(O que se pede): Atualize o texto sobre o Porto Maravilha entre "O Porto Marvilha" e "casos de corrupção.", inclusive, reescrevendo essa parte com "Caixa" no lugar de "Caixa Econômica Federal".

A operação do porto, afirma Alencar, deu pouco retorno à cidade. “Para pagar a conta da infraestrutura, como a derrubada da Perimetral e a construção de três túneis, imaginaram 4,1 milhões de metros quadrados em novas áreas construídas. Isso foi elaborado sem um estudo de viabilidade que tivesse um mínimo de cientificidade.”

O arquiteto diz que o ocorrido no porto tem associação direta com uma prática recorrente. “O Plano Diretor do Rio não é seguido. A cidade, dessa forma, é feita por lei ordinárias ou complementares que descaracterizam o próprio plano diretor.” No caso da Região Portuária, a operação interligada – possibilidade de compra de potencial construtivo (Cepacs) para um imóvel acima do regularmente previsto na Lei de Zoneamento – era um artifício permitido pelo Plano Diretor. “Mas a forma como ela foi regulamentada é que trouxe prejuízo ao interesse público, já que a promessa de desenvolvimento da região não aconteceu.”

O Porto Marvilha hoje, com apenas alguns espigões. (Foto: Divulgação)

Fiasco anunciado

Verdade. Do total de área de construção ofertada pelo Porto Maravilha, apenas 1,37% foi de fato edificado e ocupado, calculou Alencar. Isso depois de sete anos. Três milhões e meio de metros quadrados deixaram de ser construídos por falta de demanda. E o prejuízo ficou com a Caixa Econômica Federal. O fracassado projeto é ainda envolto em casos de corrupção.

(Dados fornecidos):
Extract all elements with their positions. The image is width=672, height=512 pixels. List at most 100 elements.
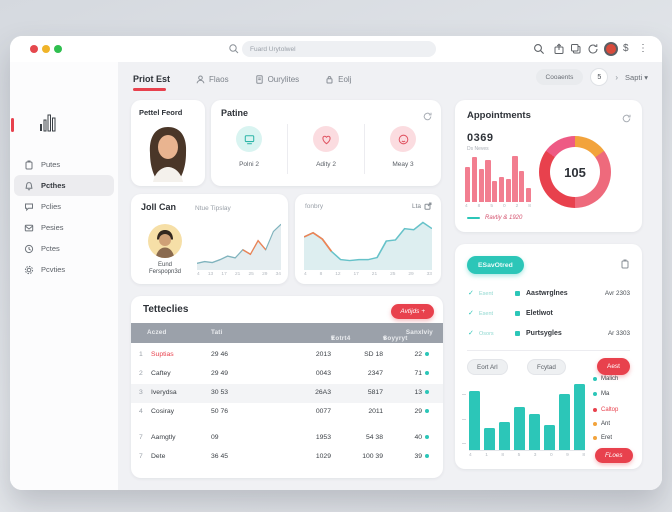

(Resposta ao problema):
O Porto Marvilha hoje, com apenas alguns espigões. (Foto: Divulgação)

Fiasco anunciado

Verdade. Do total de área de construção ofertada pelo Porto Maravilha, apenas 1,37% foi de fato edificado e ocupado, calculou Alencar. Isso depois de sete anos. Três milhões e meio de metros quadrados deixaram de ser construídos por falta de demanda. E o prejuízo ficou com a Caixa. O fracassado projeto é ainda envolto em casos de corrupção.